(Collection entries)
— begin —

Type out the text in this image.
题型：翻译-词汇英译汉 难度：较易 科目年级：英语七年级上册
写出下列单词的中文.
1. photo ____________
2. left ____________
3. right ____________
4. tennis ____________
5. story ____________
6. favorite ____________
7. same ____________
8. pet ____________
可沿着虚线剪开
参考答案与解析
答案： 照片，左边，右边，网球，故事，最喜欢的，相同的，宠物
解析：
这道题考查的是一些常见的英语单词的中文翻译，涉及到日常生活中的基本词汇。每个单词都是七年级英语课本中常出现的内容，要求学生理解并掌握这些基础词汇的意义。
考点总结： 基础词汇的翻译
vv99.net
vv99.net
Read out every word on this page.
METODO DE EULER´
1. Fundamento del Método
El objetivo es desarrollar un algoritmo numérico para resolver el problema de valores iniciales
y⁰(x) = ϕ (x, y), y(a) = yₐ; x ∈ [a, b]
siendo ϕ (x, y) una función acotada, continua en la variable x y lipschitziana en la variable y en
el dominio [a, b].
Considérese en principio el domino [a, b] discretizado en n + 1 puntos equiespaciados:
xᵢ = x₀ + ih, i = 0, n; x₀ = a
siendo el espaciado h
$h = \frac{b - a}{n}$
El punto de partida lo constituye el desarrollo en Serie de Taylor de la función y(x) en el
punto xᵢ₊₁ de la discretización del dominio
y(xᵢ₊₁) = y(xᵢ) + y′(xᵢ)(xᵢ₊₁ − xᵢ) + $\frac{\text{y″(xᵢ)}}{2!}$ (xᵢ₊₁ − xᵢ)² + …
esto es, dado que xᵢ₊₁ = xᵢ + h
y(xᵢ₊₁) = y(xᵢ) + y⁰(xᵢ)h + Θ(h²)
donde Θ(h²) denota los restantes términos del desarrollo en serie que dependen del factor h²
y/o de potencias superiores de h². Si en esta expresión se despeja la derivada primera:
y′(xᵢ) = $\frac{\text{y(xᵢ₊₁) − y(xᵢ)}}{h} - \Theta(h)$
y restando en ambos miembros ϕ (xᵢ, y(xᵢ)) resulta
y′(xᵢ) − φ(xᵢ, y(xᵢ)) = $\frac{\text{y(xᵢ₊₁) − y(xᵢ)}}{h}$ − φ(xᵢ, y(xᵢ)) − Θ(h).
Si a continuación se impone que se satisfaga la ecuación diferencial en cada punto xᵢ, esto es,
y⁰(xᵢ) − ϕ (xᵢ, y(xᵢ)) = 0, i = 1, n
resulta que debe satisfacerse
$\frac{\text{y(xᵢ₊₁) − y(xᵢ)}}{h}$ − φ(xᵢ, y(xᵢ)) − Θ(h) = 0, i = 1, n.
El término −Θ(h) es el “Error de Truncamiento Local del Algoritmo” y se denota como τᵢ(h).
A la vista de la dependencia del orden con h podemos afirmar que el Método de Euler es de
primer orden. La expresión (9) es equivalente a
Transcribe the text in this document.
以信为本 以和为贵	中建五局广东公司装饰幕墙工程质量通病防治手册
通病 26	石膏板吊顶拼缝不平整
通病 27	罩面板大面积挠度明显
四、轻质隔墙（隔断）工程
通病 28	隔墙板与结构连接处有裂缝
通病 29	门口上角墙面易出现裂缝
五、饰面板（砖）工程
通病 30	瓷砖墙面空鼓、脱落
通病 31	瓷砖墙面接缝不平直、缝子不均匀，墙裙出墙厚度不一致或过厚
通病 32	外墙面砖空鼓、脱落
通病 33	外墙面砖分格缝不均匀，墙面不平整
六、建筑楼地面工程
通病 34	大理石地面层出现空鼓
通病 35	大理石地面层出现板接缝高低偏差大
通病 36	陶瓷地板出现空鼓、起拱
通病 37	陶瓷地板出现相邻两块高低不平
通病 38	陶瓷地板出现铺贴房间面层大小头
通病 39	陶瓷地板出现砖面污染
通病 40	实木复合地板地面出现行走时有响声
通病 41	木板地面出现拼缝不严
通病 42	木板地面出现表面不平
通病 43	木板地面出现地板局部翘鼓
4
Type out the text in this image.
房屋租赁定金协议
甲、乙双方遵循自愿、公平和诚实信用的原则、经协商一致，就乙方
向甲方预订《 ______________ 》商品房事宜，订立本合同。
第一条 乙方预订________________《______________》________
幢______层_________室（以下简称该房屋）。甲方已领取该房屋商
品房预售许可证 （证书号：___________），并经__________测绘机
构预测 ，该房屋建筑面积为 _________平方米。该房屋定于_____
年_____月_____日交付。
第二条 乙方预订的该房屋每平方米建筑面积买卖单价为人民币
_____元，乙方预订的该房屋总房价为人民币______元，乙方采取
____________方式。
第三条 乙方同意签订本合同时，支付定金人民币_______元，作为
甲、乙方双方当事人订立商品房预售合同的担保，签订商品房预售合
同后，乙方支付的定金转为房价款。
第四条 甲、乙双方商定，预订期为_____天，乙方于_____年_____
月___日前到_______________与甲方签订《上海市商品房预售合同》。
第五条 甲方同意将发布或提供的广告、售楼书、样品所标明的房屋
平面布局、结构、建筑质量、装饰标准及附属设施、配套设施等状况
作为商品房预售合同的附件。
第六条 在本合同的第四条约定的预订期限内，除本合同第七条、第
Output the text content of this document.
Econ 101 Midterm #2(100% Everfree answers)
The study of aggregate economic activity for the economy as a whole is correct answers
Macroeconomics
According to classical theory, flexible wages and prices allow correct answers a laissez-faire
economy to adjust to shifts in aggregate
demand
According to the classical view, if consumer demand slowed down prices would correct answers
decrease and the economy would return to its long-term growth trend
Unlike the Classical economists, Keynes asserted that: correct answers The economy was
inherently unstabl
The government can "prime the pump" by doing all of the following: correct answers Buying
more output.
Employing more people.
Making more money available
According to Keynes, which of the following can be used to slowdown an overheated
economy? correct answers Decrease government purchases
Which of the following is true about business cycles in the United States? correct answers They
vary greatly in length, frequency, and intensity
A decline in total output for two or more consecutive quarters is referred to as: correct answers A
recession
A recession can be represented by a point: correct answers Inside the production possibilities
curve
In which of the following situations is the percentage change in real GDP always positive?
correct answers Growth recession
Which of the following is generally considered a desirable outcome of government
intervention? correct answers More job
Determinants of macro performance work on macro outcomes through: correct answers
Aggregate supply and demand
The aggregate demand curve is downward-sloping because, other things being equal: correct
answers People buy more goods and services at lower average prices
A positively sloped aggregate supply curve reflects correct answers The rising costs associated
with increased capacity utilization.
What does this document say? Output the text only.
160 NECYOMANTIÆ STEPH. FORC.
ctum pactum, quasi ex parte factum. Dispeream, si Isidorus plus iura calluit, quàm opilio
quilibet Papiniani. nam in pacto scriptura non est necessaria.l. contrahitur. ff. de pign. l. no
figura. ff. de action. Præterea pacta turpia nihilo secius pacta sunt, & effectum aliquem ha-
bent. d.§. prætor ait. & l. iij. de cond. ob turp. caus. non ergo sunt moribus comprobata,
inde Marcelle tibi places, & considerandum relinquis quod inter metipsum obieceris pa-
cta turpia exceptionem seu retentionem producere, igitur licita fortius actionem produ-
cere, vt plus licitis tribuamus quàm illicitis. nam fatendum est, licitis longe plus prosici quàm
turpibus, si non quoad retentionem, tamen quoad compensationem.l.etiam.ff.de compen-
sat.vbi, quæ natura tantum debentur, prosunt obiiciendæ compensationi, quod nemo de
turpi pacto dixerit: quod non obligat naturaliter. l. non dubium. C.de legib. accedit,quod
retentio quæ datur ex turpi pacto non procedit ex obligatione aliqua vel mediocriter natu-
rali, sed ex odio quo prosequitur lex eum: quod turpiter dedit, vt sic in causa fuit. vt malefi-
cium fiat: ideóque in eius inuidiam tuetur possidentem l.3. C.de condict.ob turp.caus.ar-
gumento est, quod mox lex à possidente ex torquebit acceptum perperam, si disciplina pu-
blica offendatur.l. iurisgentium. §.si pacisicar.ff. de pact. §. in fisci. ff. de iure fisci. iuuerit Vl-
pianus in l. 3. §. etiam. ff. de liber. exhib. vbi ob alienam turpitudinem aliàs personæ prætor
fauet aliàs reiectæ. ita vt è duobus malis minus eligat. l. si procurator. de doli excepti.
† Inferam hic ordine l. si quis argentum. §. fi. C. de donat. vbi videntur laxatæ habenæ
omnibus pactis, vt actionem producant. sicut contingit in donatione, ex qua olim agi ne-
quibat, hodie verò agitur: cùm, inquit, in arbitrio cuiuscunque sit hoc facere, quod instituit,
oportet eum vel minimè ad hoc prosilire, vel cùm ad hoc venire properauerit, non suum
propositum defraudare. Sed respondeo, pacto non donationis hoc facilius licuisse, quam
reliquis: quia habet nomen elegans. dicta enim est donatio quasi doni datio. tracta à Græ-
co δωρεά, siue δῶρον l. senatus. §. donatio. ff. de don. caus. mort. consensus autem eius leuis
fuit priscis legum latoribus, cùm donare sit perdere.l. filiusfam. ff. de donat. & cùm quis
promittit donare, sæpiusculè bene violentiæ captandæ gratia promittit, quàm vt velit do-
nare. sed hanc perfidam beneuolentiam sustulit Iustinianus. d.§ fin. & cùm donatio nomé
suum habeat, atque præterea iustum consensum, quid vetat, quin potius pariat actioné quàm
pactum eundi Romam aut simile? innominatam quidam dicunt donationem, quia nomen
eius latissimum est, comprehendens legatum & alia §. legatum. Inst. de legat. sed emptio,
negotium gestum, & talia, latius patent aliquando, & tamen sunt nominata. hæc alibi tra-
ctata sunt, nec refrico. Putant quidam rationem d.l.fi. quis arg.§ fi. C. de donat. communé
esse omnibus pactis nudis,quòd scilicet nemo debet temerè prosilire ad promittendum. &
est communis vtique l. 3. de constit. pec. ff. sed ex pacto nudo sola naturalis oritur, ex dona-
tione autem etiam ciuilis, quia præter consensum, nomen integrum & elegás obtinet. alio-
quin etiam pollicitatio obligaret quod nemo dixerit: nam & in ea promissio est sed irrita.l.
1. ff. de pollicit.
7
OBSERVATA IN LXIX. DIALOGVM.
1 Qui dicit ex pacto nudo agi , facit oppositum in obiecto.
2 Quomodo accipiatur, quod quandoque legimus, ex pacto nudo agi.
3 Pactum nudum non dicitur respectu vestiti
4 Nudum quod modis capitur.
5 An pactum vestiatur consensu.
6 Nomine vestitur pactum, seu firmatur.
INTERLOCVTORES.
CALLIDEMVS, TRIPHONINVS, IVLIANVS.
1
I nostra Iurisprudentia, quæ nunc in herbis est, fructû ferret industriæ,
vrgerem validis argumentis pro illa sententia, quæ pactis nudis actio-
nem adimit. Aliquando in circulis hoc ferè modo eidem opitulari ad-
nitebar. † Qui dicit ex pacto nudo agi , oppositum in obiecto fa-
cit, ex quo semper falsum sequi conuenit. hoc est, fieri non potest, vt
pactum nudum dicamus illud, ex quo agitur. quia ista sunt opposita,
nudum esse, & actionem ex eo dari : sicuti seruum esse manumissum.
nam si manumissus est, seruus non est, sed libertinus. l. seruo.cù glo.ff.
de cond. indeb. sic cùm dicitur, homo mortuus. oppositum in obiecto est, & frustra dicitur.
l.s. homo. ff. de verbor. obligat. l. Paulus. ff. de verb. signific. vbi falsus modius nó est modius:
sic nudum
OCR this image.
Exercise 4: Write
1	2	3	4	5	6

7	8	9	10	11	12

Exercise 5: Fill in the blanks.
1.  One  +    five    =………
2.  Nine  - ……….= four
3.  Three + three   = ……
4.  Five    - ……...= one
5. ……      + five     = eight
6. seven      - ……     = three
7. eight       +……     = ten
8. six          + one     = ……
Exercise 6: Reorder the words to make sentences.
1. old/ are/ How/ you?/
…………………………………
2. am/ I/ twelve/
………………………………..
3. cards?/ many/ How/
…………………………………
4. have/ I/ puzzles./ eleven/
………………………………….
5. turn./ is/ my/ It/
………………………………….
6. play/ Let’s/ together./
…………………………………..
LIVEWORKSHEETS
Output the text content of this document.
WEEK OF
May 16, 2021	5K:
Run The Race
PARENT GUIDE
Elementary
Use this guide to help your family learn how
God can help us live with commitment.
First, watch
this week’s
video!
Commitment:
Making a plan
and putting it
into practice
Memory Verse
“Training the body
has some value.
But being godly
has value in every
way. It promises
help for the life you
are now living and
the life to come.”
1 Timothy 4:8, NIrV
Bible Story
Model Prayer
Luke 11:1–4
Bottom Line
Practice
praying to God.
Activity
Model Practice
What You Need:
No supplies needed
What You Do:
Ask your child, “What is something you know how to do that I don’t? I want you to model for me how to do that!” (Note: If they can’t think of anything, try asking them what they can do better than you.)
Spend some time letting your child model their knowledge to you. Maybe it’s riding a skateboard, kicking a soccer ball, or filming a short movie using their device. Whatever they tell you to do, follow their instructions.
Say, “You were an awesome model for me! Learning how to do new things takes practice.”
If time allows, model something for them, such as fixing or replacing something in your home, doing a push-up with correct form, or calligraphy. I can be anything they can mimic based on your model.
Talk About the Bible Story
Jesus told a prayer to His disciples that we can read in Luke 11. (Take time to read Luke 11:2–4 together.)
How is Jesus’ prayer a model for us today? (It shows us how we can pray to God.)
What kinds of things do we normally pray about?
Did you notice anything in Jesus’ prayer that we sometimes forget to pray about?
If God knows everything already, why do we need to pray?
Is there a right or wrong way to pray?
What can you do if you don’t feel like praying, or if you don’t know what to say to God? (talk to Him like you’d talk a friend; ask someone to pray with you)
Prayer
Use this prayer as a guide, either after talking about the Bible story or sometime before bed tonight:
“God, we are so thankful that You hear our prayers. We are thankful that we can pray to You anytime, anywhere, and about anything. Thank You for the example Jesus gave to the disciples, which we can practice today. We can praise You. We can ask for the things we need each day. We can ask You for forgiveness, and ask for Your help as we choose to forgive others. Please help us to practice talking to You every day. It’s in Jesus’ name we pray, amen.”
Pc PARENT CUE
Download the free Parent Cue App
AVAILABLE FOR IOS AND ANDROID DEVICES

— end —

# TASK INSTRUCTIONS:
Filter the entries down to the lines with the word "dicitur" in them.

# SOLUTION FOR THIS EXERCISE:
3 Pactum nudum non dicitur respectu vestiti
de cond. indeb. sic cùm dicitur, homo mortuus. oppositum in obiecto est, & frustra dicitur.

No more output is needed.